WHAT THE EXERCISE ASKS —
All of the material should be reproduced exactly, with pictures left out.
*****
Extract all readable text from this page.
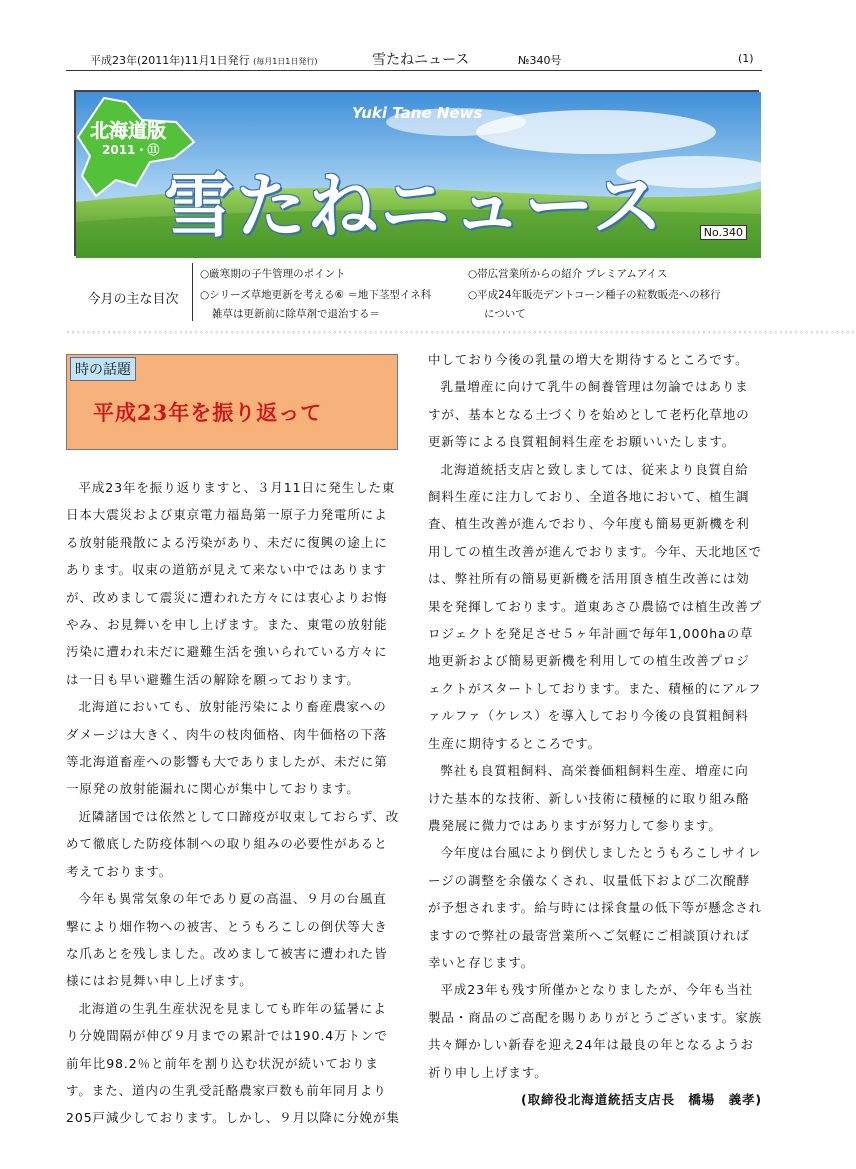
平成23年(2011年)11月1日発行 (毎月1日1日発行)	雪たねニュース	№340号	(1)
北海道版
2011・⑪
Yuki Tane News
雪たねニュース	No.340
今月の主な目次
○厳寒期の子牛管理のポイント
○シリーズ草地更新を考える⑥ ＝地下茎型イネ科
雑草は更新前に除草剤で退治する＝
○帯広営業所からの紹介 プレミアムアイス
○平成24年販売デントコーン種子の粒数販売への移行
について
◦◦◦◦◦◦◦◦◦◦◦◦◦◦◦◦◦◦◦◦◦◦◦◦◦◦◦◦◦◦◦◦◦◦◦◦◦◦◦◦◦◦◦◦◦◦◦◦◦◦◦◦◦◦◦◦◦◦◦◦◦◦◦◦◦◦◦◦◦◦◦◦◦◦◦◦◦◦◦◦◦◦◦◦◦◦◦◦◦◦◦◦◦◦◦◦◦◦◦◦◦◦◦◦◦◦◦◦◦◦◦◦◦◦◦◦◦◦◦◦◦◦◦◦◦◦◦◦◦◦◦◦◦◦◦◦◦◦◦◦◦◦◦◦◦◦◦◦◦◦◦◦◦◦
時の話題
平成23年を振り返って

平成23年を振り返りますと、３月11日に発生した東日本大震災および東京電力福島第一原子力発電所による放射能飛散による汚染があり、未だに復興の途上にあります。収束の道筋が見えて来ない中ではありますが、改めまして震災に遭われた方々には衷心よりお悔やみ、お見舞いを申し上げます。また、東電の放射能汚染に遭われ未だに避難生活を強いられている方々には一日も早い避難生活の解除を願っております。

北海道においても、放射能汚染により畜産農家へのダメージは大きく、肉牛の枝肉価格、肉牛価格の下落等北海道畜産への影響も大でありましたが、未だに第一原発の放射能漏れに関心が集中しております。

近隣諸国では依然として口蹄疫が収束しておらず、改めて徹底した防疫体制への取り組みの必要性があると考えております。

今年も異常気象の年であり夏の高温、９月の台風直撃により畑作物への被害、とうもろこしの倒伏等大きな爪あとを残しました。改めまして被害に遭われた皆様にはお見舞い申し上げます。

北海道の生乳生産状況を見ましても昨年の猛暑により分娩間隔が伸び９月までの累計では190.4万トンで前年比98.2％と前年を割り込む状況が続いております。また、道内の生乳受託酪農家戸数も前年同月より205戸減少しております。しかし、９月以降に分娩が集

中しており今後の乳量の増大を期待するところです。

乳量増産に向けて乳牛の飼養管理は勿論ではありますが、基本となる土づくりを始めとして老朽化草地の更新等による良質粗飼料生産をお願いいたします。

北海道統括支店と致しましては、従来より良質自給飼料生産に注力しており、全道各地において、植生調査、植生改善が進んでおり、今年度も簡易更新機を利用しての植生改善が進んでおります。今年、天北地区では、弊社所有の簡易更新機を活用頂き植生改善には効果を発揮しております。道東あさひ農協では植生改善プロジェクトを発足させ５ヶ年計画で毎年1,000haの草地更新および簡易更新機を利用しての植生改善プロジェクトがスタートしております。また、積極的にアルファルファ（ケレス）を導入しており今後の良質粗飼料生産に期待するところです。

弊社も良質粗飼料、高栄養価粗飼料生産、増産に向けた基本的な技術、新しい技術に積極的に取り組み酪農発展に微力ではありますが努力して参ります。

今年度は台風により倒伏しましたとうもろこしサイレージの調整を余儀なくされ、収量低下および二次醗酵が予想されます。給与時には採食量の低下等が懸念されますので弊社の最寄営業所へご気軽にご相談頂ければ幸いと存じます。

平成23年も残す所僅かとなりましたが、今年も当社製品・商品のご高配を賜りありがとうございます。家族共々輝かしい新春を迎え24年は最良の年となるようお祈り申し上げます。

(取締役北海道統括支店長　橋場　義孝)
*****
RESULT FOR THIS TASK —
Extract all readable text from this page.
平成23年(2011年)11月1日発行 (毎月1日1日発行)	雪たねニュース	№340号	(1)
北海道版
2011・⑪
Yuki Tane News
雪たねニュース	No.340
今月の主な目次
○厳寒期の子牛管理のポイント
○シリーズ草地更新を考える⑥ ＝地下茎型イネ科
雑草は更新前に除草剤で退治する＝
○帯広営業所からの紹介 プレミアムアイス
○平成24年販売デントコーン種子の粒数販売への移行
について
◦◦◦◦◦◦◦◦◦◦◦◦◦◦◦◦◦◦◦◦◦◦◦◦◦◦◦◦◦◦◦◦◦◦◦◦◦◦◦◦◦◦◦◦◦◦◦◦◦◦◦◦◦◦◦◦◦◦◦◦◦◦◦◦◦◦◦◦◦◦◦◦◦◦◦◦◦◦◦◦◦◦◦◦◦◦◦◦◦◦◦◦◦◦◦◦◦◦◦◦◦◦◦◦◦◦◦◦◦◦◦◦◦◦◦◦◦◦◦◦◦◦◦◦◦◦◦◦◦◦◦◦◦◦◦◦◦◦◦◦◦◦◦◦◦◦◦◦◦◦◦◦◦◦
時の話題
平成23年を振り返って

平成23年を振り返りますと、３月11日に発生した東日本大震災および東京電力福島第一原子力発電所による放射能飛散による汚染があり、未だに復興の途上にあります。収束の道筋が見えて来ない中ではありますが、改めまして震災に遭われた方々には衷心よりお悔やみ、お見舞いを申し上げます。また、東電の放射能汚染に遭われ未だに避難生活を強いられている方々には一日も早い避難生活の解除を願っております。

北海道においても、放射能汚染により畜産農家へのダメージは大きく、肉牛の枝肉価格、肉牛価格の下落等北海道畜産への影響も大でありましたが、未だに第一原発の放射能漏れに関心が集中しております。

近隣諸国では依然として口蹄疫が収束しておらず、改めて徹底した防疫体制への取り組みの必要性があると考えております。

今年も異常気象の年であり夏の高温、９月の台風直撃により畑作物への被害、とうもろこしの倒伏等大きな爪あとを残しました。改めまして被害に遭われた皆様にはお見舞い申し上げます。

北海道の生乳生産状況を見ましても昨年の猛暑により分娩間隔が伸び９月までの累計では190.4万トンで前年比98.2％と前年を割り込む状況が続いております。また、道内の生乳受託酪農家戸数も前年同月より205戸減少しております。しかし、９月以降に分娩が集

中しており今後の乳量の増大を期待するところです。

乳量増産に向けて乳牛の飼養管理は勿論ではありますが、基本となる土づくりを始めとして老朽化草地の更新等による良質粗飼料生産をお願いいたします。

北海道統括支店と致しましては、従来より良質自給飼料生産に注力しており、全道各地において、植生調査、植生改善が進んでおり、今年度も簡易更新機を利用しての植生改善が進んでおります。今年、天北地区では、弊社所有の簡易更新機を活用頂き植生改善には効果を発揮しております。道東あさひ農協では植生改善プロジェクトを発足させ５ヶ年計画で毎年1,000haの草地更新および簡易更新機を利用しての植生改善プロジェクトがスタートしております。また、積極的にアルファルファ（ケレス）を導入しており今後の良質粗飼料生産に期待するところです。

弊社も良質粗飼料、高栄養価粗飼料生産、増産に向けた基本的な技術、新しい技術に積極的に取り組み酪農発展に微力ではありますが努力して参ります。

今年度は台風により倒伏しましたとうもろこしサイレージの調整を余儀なくされ、収量低下および二次醗酵が予想されます。給与時には採食量の低下等が懸念されますので弊社の最寄営業所へご気軽にご相談頂ければ幸いと存じます。

平成23年も残す所僅かとなりましたが、今年も当社製品・商品のご高配を賜りありがとうございます。家族共々輝かしい新春を迎え24年は最良の年となるようお祈り申し上げます。

(取締役北海道統括支店長　橋場　義孝)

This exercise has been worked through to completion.